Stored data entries
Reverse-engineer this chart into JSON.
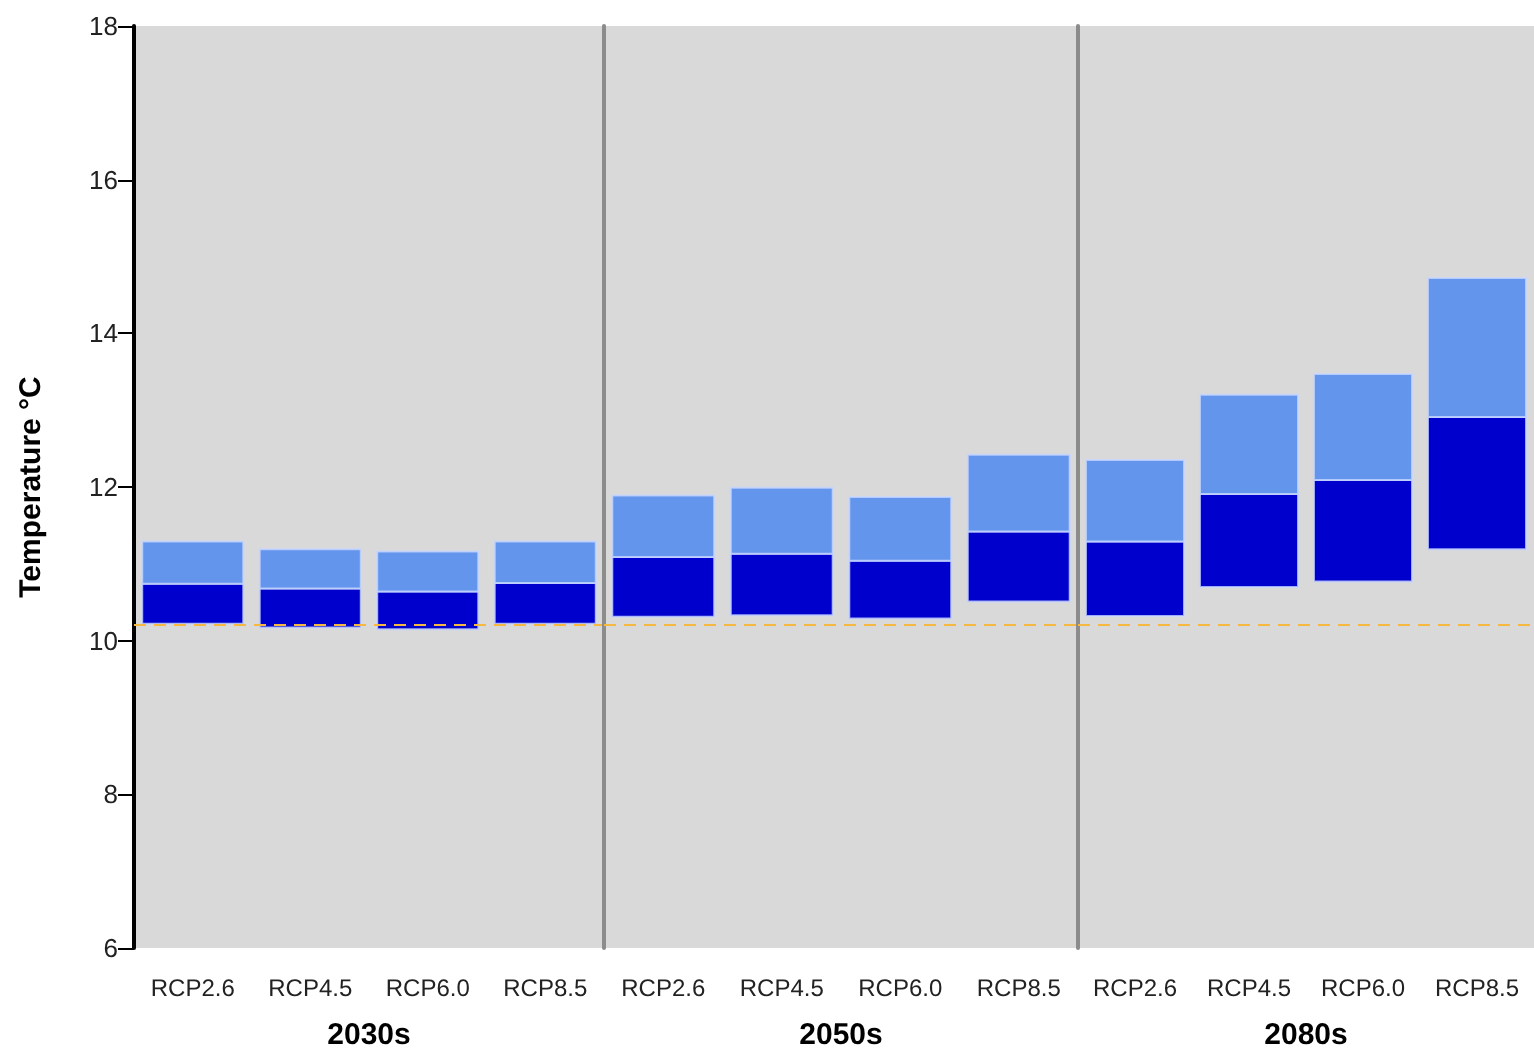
{
  "chart_data": [
    {
      "type": "bar",
      "ylabel": "Temperature °C",
      "xlabel": "2030s",
      "categories": [
        "RCP2.6",
        "RCP4.5",
        "RCP6.0",
        "RCP8.5"
      ],
      "series": [
        {
          "color": "#0000cc",
          "base": [
            10.22,
            10.17,
            10.15,
            10.22
          ],
          "values": [
            0.52,
            0.51,
            0.49,
            0.53
          ]
        },
        {
          "color": "#6495ed",
          "base": [
            10.74,
            10.68,
            10.64,
            10.75
          ],
          "values": [
            0.55,
            0.51,
            0.52,
            0.54
          ]
        }
      ],
      "ylim": [
        6,
        18
      ],
      "yticks": [
        6,
        8,
        10,
        12,
        14,
        16,
        18
      ],
      "ref_lines": [
        {
          "axis": "y",
          "value": 10.22,
          "color": "#f5b942",
          "line_style": "dashed"
        }
      ]
    },
    {
      "type": "bar",
      "xlabel": "2050s",
      "categories": [
        "RCP2.6",
        "RCP4.5",
        "RCP6.0",
        "RCP8.5"
      ],
      "series": [
        {
          "color": "#0000cc",
          "base": [
            10.31,
            10.33,
            10.29,
            10.51
          ],
          "values": [
            0.78,
            0.8,
            0.75,
            0.91
          ]
        },
        {
          "color": "#6495ed",
          "base": [
            11.09,
            11.13,
            11.04,
            11.42
          ],
          "values": [
            0.8,
            0.86,
            0.83,
            1.0
          ]
        }
      ],
      "ylim": [
        6,
        18
      ],
      "yticks": [
        6,
        8,
        10,
        12,
        14,
        16,
        18
      ],
      "tick_labels": "x",
      "ref_lines": [
        {
          "axis": "y",
          "value": 10.22,
          "color": "#f5b942",
          "line_style": "dashed"
        }
      ]
    },
    {
      "type": "bar",
      "xlabel": "2080s",
      "categories": [
        "RCP2.6",
        "RCP4.5",
        "RCP6.0",
        "RCP8.5"
      ],
      "series": [
        {
          "color": "#0000cc",
          "base": [
            10.32,
            10.7,
            10.77,
            11.19
          ],
          "values": [
            0.97,
            1.21,
            1.32,
            1.72
          ]
        },
        {
          "color": "#6495ed",
          "base": [
            11.29,
            11.91,
            12.09,
            12.91
          ],
          "values": [
            1.06,
            1.29,
            1.38,
            1.81
          ]
        }
      ],
      "ylim": [
        6,
        18
      ],
      "yticks": [
        6,
        8,
        10,
        12,
        14,
        16,
        18
      ],
      "tick_labels": "x",
      "ref_lines": [
        {
          "axis": "y",
          "value": 10.22,
          "color": "#f5b942",
          "line_style": "dashed"
        }
      ]
    }
  ]
}
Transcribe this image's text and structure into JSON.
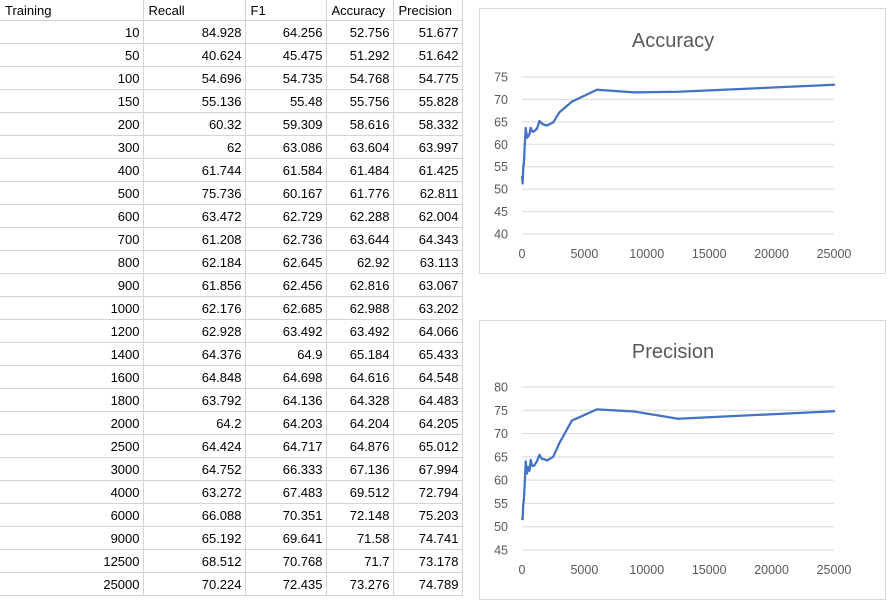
{
  "table": {
    "headers": [
      "Training",
      "Recall",
      "F1",
      "Accuracy",
      "Precision"
    ],
    "rows": [
      [
        "10",
        "84.928",
        "64.256",
        "52.756",
        "51.677"
      ],
      [
        "50",
        "40.624",
        "45.475",
        "51.292",
        "51.642"
      ],
      [
        "100",
        "54.696",
        "54.735",
        "54.768",
        "54.775"
      ],
      [
        "150",
        "55.136",
        "55.48",
        "55.756",
        "55.828"
      ],
      [
        "200",
        "60.32",
        "59.309",
        "58.616",
        "58.332"
      ],
      [
        "300",
        "62",
        "63.086",
        "63.604",
        "63.997"
      ],
      [
        "400",
        "61.744",
        "61.584",
        "61.484",
        "61.425"
      ],
      [
        "500",
        "75.736",
        "60.167",
        "61.776",
        "62.811"
      ],
      [
        "600",
        "63.472",
        "62.729",
        "62.288",
        "62.004"
      ],
      [
        "700",
        "61.208",
        "62.736",
        "63.644",
        "64.343"
      ],
      [
        "800",
        "62.184",
        "62.645",
        "62.92",
        "63.113"
      ],
      [
        "900",
        "61.856",
        "62.456",
        "62.816",
        "63.067"
      ],
      [
        "1000",
        "62.176",
        "62.685",
        "62.988",
        "63.202"
      ],
      [
        "1200",
        "62.928",
        "63.492",
        "63.492",
        "64.066"
      ],
      [
        "1400",
        "64.376",
        "64.9",
        "65.184",
        "65.433"
      ],
      [
        "1600",
        "64.848",
        "64.698",
        "64.616",
        "64.548"
      ],
      [
        "1800",
        "63.792",
        "64.136",
        "64.328",
        "64.483"
      ],
      [
        "2000",
        "64.2",
        "64.203",
        "64.204",
        "64.205"
      ],
      [
        "2500",
        "64.424",
        "64.717",
        "64.876",
        "65.012"
      ],
      [
        "3000",
        "64.752",
        "66.333",
        "67.136",
        "67.994"
      ],
      [
        "4000",
        "63.272",
        "67.483",
        "69.512",
        "72.794"
      ],
      [
        "6000",
        "66.088",
        "70.351",
        "72.148",
        "75.203"
      ],
      [
        "9000",
        "65.192",
        "69.641",
        "71.58",
        "74.741"
      ],
      [
        "12500",
        "68.512",
        "70.768",
        "71.7",
        "73.178"
      ],
      [
        "25000",
        "70.224",
        "72.435",
        "73.276",
        "74.789"
      ]
    ]
  },
  "chart_data": [
    {
      "type": "line",
      "title": "Accuracy",
      "xlabel": "",
      "ylabel": "",
      "x": [
        10,
        50,
        100,
        150,
        200,
        300,
        400,
        500,
        600,
        700,
        800,
        900,
        1000,
        1200,
        1400,
        1600,
        1800,
        2000,
        2500,
        3000,
        4000,
        6000,
        9000,
        12500,
        25000
      ],
      "series": [
        {
          "values": [
            52.756,
            51.292,
            54.768,
            55.756,
            58.616,
            63.604,
            61.484,
            61.776,
            62.288,
            63.644,
            62.92,
            62.816,
            62.988,
            63.492,
            65.184,
            64.616,
            64.328,
            64.204,
            64.876,
            67.136,
            69.512,
            72.148,
            71.58,
            71.7,
            73.276
          ]
        }
      ],
      "xlim": [
        0,
        25000
      ],
      "xticks": [
        "0",
        "5000",
        "10000",
        "15000",
        "20000",
        "25000"
      ],
      "ylim": [
        40,
        75
      ],
      "yticks": [
        "40",
        "45",
        "50",
        "55",
        "60",
        "65",
        "70",
        "75"
      ],
      "grid": true,
      "legend": "none",
      "line_color": "#4472c4"
    },
    {
      "type": "line",
      "title": "Precision",
      "xlabel": "",
      "ylabel": "",
      "x": [
        10,
        50,
        100,
        150,
        200,
        300,
        400,
        500,
        600,
        700,
        800,
        900,
        1000,
        1200,
        1400,
        1600,
        1800,
        2000,
        2500,
        3000,
        4000,
        6000,
        9000,
        12500,
        25000
      ],
      "series": [
        {
          "values": [
            51.677,
            51.642,
            54.775,
            55.828,
            58.332,
            63.997,
            61.425,
            62.811,
            62.004,
            64.343,
            63.113,
            63.067,
            63.202,
            64.066,
            65.433,
            64.548,
            64.483,
            64.205,
            65.012,
            67.994,
            72.794,
            75.203,
            74.741,
            73.178,
            74.789
          ]
        }
      ],
      "xlim": [
        0,
        25000
      ],
      "xticks": [
        "0",
        "5000",
        "10000",
        "15000",
        "20000",
        "25000"
      ],
      "ylim": [
        45,
        80
      ],
      "yticks": [
        "45",
        "50",
        "55",
        "60",
        "65",
        "70",
        "75",
        "80"
      ],
      "grid": true,
      "legend": "none",
      "line_color": "#4472c4"
    }
  ]
}
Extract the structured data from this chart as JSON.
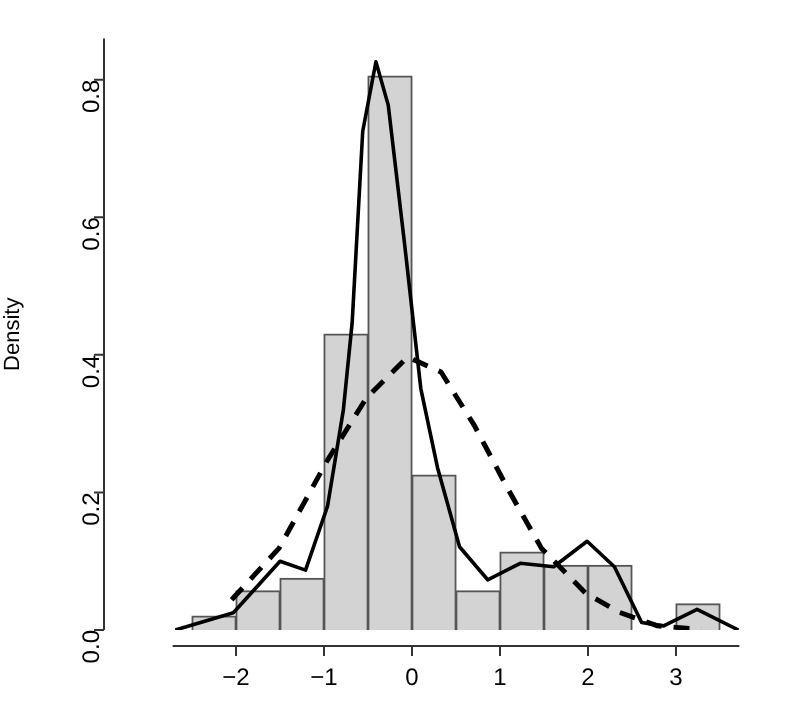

Exercise directions -
All the material shown above is to be copied exactly, with no pictures carried over.

Task output -
Reverse-engineer this chart into JSON.
{
  "chart_data": [
    {
      "type": "bar",
      "ylabel": "Temperature °C",
      "xlabel": "2030s",
      "categories": [
        "RCP2.6",
        "RCP4.5",
        "RCP6.0",
        "RCP8.5"
      ],
      "series": [
        {
          "color": "#0000cc",
          "base": [
            10.22,
            10.17,
            10.15,
            10.22
          ],
          "values": [
            0.52,
            0.51,
            0.49,
            0.53
          ]
        },
        {
          "color": "#6495ed",
          "base": [
            10.74,
            10.68,
            10.64,
            10.75
          ],
          "values": [
            0.55,
            0.51,
            0.52,
            0.54
          ]
        }
      ],
      "ylim": [
        6,
        18
      ],
      "yticks": [
        6,
        8,
        10,
        12,
        14,
        16,
        18
      ],
      "ref_lines": [
        {
          "axis": "y",
          "value": 10.22,
          "color": "#f5b942",
          "line_style": "dashed"
        }
      ]
    },
    {
      "type": "bar",
      "xlabel": "2050s",
      "categories": [
        "RCP2.6",
        "RCP4.5",
        "RCP6.0",
        "RCP8.5"
      ],
      "series": [
        {
          "color": "#0000cc",
          "base": [
            10.31,
            10.33,
            10.29,
            10.51
          ],
          "values": [
            0.78,
            0.8,
            0.75,
            0.91
          ]
        },
        {
          "color": "#6495ed",
          "base": [
            11.09,
            11.13,
            11.04,
            11.42
          ],
          "values": [
            0.8,
            0.86,
            0.83,
            1.0
          ]
        }
      ],
      "ylim": [
        6,
        18
      ],
      "yticks": [
        6,
        8,
        10,
        12,
        14,
        16,
        18
      ],
      "tick_labels": "x",
      "ref_lines": [
        {
          "axis": "y",
          "value": 10.22,
          "color": "#f5b942",
          "line_style": "dashed"
        }
      ]
    },
    {
      "type": "bar",
      "xlabel": "2080s",
      "categories": [
        "RCP2.6",
        "RCP4.5",
        "RCP6.0",
        "RCP8.5"
      ],
      "series": [
        {
          "color": "#0000cc",
          "base": [
            10.32,
            10.7,
            10.77,
            11.19
          ],
          "values": [
            0.97,
            1.21,
            1.32,
            1.72
          ]
        },
        {
          "color": "#6495ed",
          "base": [
            11.29,
            11.91,
            12.09,
            12.91
          ],
          "values": [
            1.06,
            1.29,
            1.38,
            1.81
          ]
        }
      ],
      "ylim": [
        6,
        18
      ],
      "yticks": [
        6,
        8,
        10,
        12,
        14,
        16,
        18
      ],
      "tick_labels": "x",
      "ref_lines": [
        {
          "axis": "y",
          "value": 10.22,
          "color": "#f5b942",
          "line_style": "dashed"
        }
      ]
    }
  ]
}
Transcribe this image's text and structure into JSON.
{
  "table": {
    "headers": [
      "Training",
      "Recall",
      "F1",
      "Accuracy",
      "Precision"
    ],
    "rows": [
      [
        "10",
        "84.928",
        "64.256",
        "52.756",
        "51.677"
      ],
      [
        "50",
        "40.624",
        "45.475",
        "51.292",
        "51.642"
      ],
      [
        "100",
        "54.696",
        "54.735",
        "54.768",
        "54.775"
      ],
      [
        "150",
        "55.136",
        "55.48",
        "55.756",
        "55.828"
      ],
      [
        "200",
        "60.32",
        "59.309",
        "58.616",
        "58.332"
      ],
      [
        "300",
        "62",
        "63.086",
        "63.604",
        "63.997"
      ],
      [
        "400",
        "61.744",
        "61.584",
        "61.484",
        "61.425"
      ],
      [
        "500",
        "75.736",
        "60.167",
        "61.776",
        "62.811"
      ],
      [
        "600",
        "63.472",
        "62.729",
        "62.288",
        "62.004"
      ],
      [
        "700",
        "61.208",
        "62.736",
        "63.644",
        "64.343"
      ],
      [
        "800",
        "62.184",
        "62.645",
        "62.92",
        "63.113"
      ],
      [
        "900",
        "61.856",
        "62.456",
        "62.816",
        "63.067"
      ],
      [
        "1000",
        "62.176",
        "62.685",
        "62.988",
        "63.202"
      ],
      [
        "1200",
        "62.928",
        "63.492",
        "63.492",
        "64.066"
      ],
      [
        "1400",
        "64.376",
        "64.9",
        "65.184",
        "65.433"
      ],
      [
        "1600",
        "64.848",
        "64.698",
        "64.616",
        "64.548"
      ],
      [
        "1800",
        "63.792",
        "64.136",
        "64.328",
        "64.483"
      ],
      [
        "2000",
        "64.2",
        "64.203",
        "64.204",
        "64.205"
      ],
      [
        "2500",
        "64.424",
        "64.717",
        "64.876",
        "65.012"
      ],
      [
        "3000",
        "64.752",
        "66.333",
        "67.136",
        "67.994"
      ],
      [
        "4000",
        "63.272",
        "67.483",
        "69.512",
        "72.794"
      ],
      [
        "6000",
        "66.088",
        "70.351",
        "72.148",
        "75.203"
      ],
      [
        "9000",
        "65.192",
        "69.641",
        "71.58",
        "74.741"
      ],
      [
        "12500",
        "68.512",
        "70.768",
        "71.7",
        "73.178"
      ],
      [
        "25000",
        "70.224",
        "72.435",
        "73.276",
        "74.789"
      ]
    ]
  },
  "chart_data": [
    {
      "type": "line",
      "title": "Accuracy",
      "xlabel": "",
      "ylabel": "",
      "x": [
        10,
        50,
        100,
        150,
        200,
        300,
        400,
        500,
        600,
        700,
        800,
        900,
        1000,
        1200,
        1400,
        1600,
        1800,
        2000,
        2500,
        3000,
        4000,
        6000,
        9000,
        12500,
        25000
      ],
      "series": [
        {
          "values": [
            52.756,
            51.292,
            54.768,
            55.756,
            58.616,
            63.604,
            61.484,
            61.776,
            62.288,
            63.644,
            62.92,
            62.816,
            62.988,
            63.492,
            65.184,
            64.616,
            64.328,
            64.204,
            64.876,
            67.136,
            69.512,
            72.148,
            71.58,
            71.7,
            73.276
          ]
        }
      ],
      "xlim": [
        0,
        25000
      ],
      "xticks": [
        "0",
        "5000",
        "10000",
        "15000",
        "20000",
        "25000"
      ],
      "ylim": [
        40,
        75
      ],
      "yticks": [
        "40",
        "45",
        "50",
        "55",
        "60",
        "65",
        "70",
        "75"
      ],
      "grid": true,
      "legend": "none",
      "line_color": "#4472c4"
    },
    {
      "type": "line",
      "title": "Precision",
      "xlabel": "",
      "ylabel": "",
      "x": [
        10,
        50,
        100,
        150,
        200,
        300,
        400,
        500,
        600,
        700,
        800,
        900,
        1000,
        1200,
        1400,
        1600,
        1800,
        2000,
        2500,
        3000,
        4000,
        6000,
        9000,
        12500,
        25000
      ],
      "series": [
        {
          "values": [
            51.677,
            51.642,
            54.775,
            55.828,
            58.332,
            63.997,
            61.425,
            62.811,
            62.004,
            64.343,
            63.113,
            63.067,
            63.202,
            64.066,
            65.433,
            64.548,
            64.483,
            64.205,
            65.012,
            67.994,
            72.794,
            75.203,
            74.741,
            73.178,
            74.789
          ]
        }
      ],
      "xlim": [
        0,
        25000
      ],
      "xticks": [
        "0",
        "5000",
        "10000",
        "15000",
        "20000",
        "25000"
      ],
      "ylim": [
        45,
        80
      ],
      "yticks": [
        "45",
        "50",
        "55",
        "60",
        "65",
        "70",
        "75",
        "80"
      ],
      "grid": true,
      "legend": "none",
      "line_color": "#4472c4"
    }
  ]
}
Extract the structured data from this chart as JSON.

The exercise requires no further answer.